Aim: Count the lines that hold the string "arrow". Reply with the number alone.

---------- Data records ----------

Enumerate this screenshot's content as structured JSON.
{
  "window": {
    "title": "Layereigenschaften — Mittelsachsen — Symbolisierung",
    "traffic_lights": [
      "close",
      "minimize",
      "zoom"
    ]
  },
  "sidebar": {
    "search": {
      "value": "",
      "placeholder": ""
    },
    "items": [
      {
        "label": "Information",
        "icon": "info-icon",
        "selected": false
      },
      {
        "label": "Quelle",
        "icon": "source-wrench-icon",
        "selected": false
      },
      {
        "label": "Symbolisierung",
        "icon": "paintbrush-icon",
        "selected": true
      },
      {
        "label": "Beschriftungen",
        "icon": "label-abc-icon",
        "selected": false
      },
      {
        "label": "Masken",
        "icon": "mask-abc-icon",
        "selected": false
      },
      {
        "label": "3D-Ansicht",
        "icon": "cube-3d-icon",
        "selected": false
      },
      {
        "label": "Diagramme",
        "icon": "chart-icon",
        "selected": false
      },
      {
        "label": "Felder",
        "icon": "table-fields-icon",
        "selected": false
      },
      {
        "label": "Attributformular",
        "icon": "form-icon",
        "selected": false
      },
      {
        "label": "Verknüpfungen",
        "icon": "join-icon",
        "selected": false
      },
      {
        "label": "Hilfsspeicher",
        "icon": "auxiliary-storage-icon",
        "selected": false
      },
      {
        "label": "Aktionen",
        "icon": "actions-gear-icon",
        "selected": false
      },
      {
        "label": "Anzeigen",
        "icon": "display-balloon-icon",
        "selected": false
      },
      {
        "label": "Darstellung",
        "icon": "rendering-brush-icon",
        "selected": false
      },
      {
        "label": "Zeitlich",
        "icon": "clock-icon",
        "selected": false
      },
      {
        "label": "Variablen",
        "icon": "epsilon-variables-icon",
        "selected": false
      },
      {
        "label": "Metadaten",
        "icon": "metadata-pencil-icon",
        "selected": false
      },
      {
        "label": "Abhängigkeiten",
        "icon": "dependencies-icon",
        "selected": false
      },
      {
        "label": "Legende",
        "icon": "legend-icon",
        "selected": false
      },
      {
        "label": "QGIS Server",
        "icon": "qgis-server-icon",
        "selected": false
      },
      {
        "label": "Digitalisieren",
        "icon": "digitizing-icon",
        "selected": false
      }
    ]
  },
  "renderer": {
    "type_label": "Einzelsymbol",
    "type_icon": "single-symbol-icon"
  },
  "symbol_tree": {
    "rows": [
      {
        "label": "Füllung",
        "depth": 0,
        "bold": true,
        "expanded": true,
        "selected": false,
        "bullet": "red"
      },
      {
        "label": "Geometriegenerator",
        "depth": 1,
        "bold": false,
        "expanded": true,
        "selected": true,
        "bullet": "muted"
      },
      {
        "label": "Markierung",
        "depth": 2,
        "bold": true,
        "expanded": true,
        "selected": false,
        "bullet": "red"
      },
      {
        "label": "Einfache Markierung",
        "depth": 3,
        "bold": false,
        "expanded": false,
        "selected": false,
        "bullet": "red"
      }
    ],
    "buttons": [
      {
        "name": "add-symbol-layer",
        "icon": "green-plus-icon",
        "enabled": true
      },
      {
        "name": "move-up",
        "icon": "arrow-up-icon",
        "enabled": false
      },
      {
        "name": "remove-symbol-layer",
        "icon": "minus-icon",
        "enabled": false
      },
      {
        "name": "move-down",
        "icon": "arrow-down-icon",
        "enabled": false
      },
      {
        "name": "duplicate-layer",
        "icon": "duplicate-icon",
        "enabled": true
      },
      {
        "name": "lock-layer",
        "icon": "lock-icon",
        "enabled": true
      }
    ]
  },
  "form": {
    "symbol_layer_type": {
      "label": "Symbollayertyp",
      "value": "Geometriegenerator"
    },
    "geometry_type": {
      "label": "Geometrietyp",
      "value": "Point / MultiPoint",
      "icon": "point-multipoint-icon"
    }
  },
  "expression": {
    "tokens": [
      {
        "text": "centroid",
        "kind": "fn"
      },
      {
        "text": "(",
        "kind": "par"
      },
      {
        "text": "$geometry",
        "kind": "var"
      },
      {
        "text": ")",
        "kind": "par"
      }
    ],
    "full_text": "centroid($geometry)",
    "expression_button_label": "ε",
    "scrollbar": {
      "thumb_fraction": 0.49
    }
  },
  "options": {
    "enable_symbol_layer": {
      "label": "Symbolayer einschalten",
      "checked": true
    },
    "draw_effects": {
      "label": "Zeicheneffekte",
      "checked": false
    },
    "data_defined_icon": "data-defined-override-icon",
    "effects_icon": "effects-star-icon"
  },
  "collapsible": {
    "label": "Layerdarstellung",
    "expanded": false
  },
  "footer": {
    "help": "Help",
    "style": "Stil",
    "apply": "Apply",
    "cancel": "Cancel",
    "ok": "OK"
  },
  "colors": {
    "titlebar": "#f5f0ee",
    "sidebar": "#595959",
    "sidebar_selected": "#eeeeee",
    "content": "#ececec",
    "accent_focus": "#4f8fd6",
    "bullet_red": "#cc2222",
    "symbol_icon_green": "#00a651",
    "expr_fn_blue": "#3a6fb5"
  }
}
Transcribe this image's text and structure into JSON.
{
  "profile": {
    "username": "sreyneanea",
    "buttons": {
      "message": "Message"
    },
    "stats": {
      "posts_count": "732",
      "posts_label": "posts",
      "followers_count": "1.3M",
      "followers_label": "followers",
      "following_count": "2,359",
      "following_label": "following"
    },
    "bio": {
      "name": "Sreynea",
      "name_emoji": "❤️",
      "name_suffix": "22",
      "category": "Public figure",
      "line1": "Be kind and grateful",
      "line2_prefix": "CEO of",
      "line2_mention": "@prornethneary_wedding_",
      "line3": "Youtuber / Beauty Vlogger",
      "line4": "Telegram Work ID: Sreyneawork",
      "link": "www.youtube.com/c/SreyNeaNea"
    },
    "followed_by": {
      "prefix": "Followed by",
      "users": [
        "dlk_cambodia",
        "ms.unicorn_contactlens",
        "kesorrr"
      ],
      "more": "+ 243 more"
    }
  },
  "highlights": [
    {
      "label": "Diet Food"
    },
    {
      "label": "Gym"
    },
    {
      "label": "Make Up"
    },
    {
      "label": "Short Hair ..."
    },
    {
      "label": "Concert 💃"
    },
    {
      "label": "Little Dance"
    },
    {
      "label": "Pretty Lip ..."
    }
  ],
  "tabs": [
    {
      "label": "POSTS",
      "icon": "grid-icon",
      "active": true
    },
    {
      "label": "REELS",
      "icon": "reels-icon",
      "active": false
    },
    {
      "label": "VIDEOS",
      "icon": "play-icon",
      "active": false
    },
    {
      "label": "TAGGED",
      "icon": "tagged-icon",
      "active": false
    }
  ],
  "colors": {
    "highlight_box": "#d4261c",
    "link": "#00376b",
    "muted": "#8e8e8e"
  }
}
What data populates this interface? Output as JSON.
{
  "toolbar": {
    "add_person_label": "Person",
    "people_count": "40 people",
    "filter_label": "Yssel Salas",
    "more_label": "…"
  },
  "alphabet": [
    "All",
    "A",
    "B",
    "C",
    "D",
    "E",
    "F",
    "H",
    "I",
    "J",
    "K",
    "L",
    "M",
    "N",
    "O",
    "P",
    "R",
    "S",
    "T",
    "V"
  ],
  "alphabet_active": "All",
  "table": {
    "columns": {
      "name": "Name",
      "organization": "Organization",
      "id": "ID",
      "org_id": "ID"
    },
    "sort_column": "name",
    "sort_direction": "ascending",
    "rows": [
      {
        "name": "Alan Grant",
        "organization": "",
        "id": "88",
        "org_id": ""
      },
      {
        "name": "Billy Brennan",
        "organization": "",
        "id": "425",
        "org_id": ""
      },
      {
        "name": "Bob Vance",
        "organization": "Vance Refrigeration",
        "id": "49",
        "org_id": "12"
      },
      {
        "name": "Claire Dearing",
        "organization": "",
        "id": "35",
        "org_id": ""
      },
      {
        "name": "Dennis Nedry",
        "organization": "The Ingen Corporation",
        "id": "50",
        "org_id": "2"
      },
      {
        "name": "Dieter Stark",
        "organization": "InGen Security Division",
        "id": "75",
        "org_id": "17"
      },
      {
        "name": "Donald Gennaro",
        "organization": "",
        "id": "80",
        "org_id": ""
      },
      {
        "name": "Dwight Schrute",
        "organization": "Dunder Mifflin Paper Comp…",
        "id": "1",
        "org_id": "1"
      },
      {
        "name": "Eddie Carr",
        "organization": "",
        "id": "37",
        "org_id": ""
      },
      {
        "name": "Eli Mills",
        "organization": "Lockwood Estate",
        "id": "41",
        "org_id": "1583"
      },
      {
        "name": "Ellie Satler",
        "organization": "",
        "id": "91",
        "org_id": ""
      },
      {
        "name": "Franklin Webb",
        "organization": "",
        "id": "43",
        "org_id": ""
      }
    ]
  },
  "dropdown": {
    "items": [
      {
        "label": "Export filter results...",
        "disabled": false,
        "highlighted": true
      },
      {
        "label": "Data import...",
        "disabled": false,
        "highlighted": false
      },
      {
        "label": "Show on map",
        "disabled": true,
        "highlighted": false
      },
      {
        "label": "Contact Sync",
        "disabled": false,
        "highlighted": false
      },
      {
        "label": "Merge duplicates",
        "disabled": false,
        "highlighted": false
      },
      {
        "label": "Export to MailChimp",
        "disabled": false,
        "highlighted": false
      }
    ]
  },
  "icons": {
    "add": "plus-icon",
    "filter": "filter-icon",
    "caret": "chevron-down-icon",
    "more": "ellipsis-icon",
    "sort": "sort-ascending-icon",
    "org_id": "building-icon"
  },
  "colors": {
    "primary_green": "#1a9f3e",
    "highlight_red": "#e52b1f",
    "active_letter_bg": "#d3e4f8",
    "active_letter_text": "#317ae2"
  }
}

----------

Problem solution: 2